- **The request**
Reproduce each record exactly.

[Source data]
================

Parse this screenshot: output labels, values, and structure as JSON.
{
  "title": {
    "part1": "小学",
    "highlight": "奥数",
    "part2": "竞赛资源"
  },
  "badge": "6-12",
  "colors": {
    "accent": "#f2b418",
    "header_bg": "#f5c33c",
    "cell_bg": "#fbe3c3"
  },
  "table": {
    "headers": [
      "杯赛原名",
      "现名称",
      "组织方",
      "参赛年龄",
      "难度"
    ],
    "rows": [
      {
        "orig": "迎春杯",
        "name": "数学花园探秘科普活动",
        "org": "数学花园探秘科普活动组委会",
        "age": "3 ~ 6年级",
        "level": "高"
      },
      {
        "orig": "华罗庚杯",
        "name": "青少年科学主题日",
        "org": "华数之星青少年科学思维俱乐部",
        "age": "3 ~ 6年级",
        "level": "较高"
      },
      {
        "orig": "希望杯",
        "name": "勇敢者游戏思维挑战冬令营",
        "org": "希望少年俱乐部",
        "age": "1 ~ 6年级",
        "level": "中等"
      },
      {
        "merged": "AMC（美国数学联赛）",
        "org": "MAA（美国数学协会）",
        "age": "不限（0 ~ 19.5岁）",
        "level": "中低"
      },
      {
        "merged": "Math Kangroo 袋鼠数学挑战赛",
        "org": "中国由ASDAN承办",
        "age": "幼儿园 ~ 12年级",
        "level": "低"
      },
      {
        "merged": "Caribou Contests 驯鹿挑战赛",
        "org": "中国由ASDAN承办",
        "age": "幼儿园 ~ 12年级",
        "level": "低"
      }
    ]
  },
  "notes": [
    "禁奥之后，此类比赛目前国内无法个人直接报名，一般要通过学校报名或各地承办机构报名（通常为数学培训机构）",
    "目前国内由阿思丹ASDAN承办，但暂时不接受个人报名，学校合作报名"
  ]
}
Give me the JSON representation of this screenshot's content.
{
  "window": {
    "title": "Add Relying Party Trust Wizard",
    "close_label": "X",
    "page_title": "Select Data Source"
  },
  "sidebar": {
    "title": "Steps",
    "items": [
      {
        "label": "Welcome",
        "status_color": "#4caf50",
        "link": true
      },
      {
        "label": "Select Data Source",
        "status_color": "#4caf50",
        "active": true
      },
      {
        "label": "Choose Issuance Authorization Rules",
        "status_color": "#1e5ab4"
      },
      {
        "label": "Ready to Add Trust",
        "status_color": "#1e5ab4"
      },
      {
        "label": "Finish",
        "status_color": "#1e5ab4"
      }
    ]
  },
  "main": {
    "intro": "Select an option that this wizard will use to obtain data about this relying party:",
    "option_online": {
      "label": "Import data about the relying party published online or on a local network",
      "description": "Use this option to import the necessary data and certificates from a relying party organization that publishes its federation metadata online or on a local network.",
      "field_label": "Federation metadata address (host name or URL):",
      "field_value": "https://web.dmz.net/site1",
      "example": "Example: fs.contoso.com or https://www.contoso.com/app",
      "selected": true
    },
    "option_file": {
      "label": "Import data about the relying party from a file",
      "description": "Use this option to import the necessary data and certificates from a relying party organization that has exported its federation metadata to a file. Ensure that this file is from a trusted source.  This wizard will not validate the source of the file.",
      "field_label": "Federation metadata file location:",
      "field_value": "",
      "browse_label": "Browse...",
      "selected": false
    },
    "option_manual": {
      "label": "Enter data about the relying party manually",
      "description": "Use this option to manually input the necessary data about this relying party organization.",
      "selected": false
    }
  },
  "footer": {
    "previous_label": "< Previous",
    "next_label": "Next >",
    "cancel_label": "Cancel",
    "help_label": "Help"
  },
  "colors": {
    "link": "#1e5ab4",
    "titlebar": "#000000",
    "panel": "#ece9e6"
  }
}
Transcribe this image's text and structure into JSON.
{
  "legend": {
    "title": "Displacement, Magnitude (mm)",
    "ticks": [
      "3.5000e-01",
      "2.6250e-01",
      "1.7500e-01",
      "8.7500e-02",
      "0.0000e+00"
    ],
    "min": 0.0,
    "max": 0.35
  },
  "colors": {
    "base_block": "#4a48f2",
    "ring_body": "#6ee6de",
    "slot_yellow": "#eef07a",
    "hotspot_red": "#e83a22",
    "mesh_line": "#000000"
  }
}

================

- **Answer for this exercise**
Parse this screenshot: output labels, values, and structure as JSON.
{
  "title": {
    "part1": "小学",
    "highlight": "奥数",
    "part2": "竞赛资源"
  },
  "badge": "6-12",
  "colors": {
    "accent": "#f2b418",
    "header_bg": "#f5c33c",
    "cell_bg": "#fbe3c3"
  },
  "table": {
    "headers": [
      "杯赛原名",
      "现名称",
      "组织方",
      "参赛年龄",
      "难度"
    ],
    "rows": [
      {
        "orig": "迎春杯",
        "name": "数学花园探秘科普活动",
        "org": "数学花园探秘科普活动组委会",
        "age": "3 ~ 6年级",
        "level": "高"
      },
      {
        "orig": "华罗庚杯",
        "name": "青少年科学主题日",
        "org": "华数之星青少年科学思维俱乐部",
        "age": "3 ~ 6年级",
        "level": "较高"
      },
      {
        "orig": "希望杯",
        "name": "勇敢者游戏思维挑战冬令营",
        "org": "希望少年俱乐部",
        "age": "1 ~ 6年级",
        "level": "中等"
      },
      {
        "merged": "AMC（美国数学联赛）",
        "org": "MAA（美国数学协会）",
        "age": "不限（0 ~ 19.5岁）",
        "level": "中低"
      },
      {
        "merged": "Math Kangroo 袋鼠数学挑战赛",
        "org": "中国由ASDAN承办",
        "age": "幼儿园 ~ 12年级",
        "level": "低"
      },
      {
        "merged": "Caribou Contests 驯鹿挑战赛",
        "org": "中国由ASDAN承办",
        "age": "幼儿园 ~ 12年级",
        "level": "低"
      }
    ]
  },
  "notes": [
    "禁奥之后，此类比赛目前国内无法个人直接报名，一般要通过学校报名或各地承办机构报名（通常为数学培训机构）",
    "目前国内由阿思丹ASDAN承办，但暂时不接受个人报名，学校合作报名"
  ]
}
Give me the JSON representation of this screenshot's content.
{
  "window": {
    "title": "Add Relying Party Trust Wizard",
    "close_label": "X",
    "page_title": "Select Data Source"
  },
  "sidebar": {
    "title": "Steps",
    "items": [
      {
        "label": "Welcome",
        "status_color": "#4caf50",
        "link": true
      },
      {
        "label": "Select Data Source",
        "status_color": "#4caf50",
        "active": true
      },
      {
        "label": "Choose Issuance Authorization Rules",
        "status_color": "#1e5ab4"
      },
      {
        "label": "Ready to Add Trust",
        "status_color": "#1e5ab4"
      },
      {
        "label": "Finish",
        "status_color": "#1e5ab4"
      }
    ]
  },
  "main": {
    "intro": "Select an option that this wizard will use to obtain data about this relying party:",
    "option_online": {
      "label": "Import data about the relying party published online or on a local network",
      "description": "Use this option to import the necessary data and certificates from a relying party organization that publishes its federation metadata online or on a local network.",
      "field_label": "Federation metadata address (host name or URL):",
      "field_value": "https://web.dmz.net/site1",
      "example": "Example: fs.contoso.com or https://www.contoso.com/app",
      "selected": true
    },
    "option_file": {
      "label": "Import data about the relying party from a file",
      "description": "Use this option to import the necessary data and certificates from a relying party organization that has exported its federation metadata to a file. Ensure that this file is from a trusted source.  This wizard will not validate the source of the file.",
      "field_label": "Federation metadata file location:",
      "field_value": "",
      "browse_label": "Browse...",
      "selected": false
    },
    "option_manual": {
      "label": "Enter data about the relying party manually",
      "description": "Use this option to manually input the necessary data about this relying party organization.",
      "selected": false
    }
  },
  "footer": {
    "previous_label": "< Previous",
    "next_label": "Next >",
    "cancel_label": "Cancel",
    "help_label": "Help"
  },
  "colors": {
    "link": "#1e5ab4",
    "titlebar": "#000000",
    "panel": "#ece9e6"
  }
}
Transcribe this image's text and structure into JSON.
{
  "legend": {
    "title": "Displacement, Magnitude (mm)",
    "ticks": [
      "3.5000e-01",
      "2.6250e-01",
      "1.7500e-01",
      "8.7500e-02",
      "0.0000e+00"
    ],
    "min": 0.0,
    "max": 0.35
  },
  "colors": {
    "base_block": "#4a48f2",
    "ring_body": "#6ee6de",
    "slot_yellow": "#eef07a",
    "hotspot_red": "#e83a22",
    "mesh_line": "#000000"
  }
}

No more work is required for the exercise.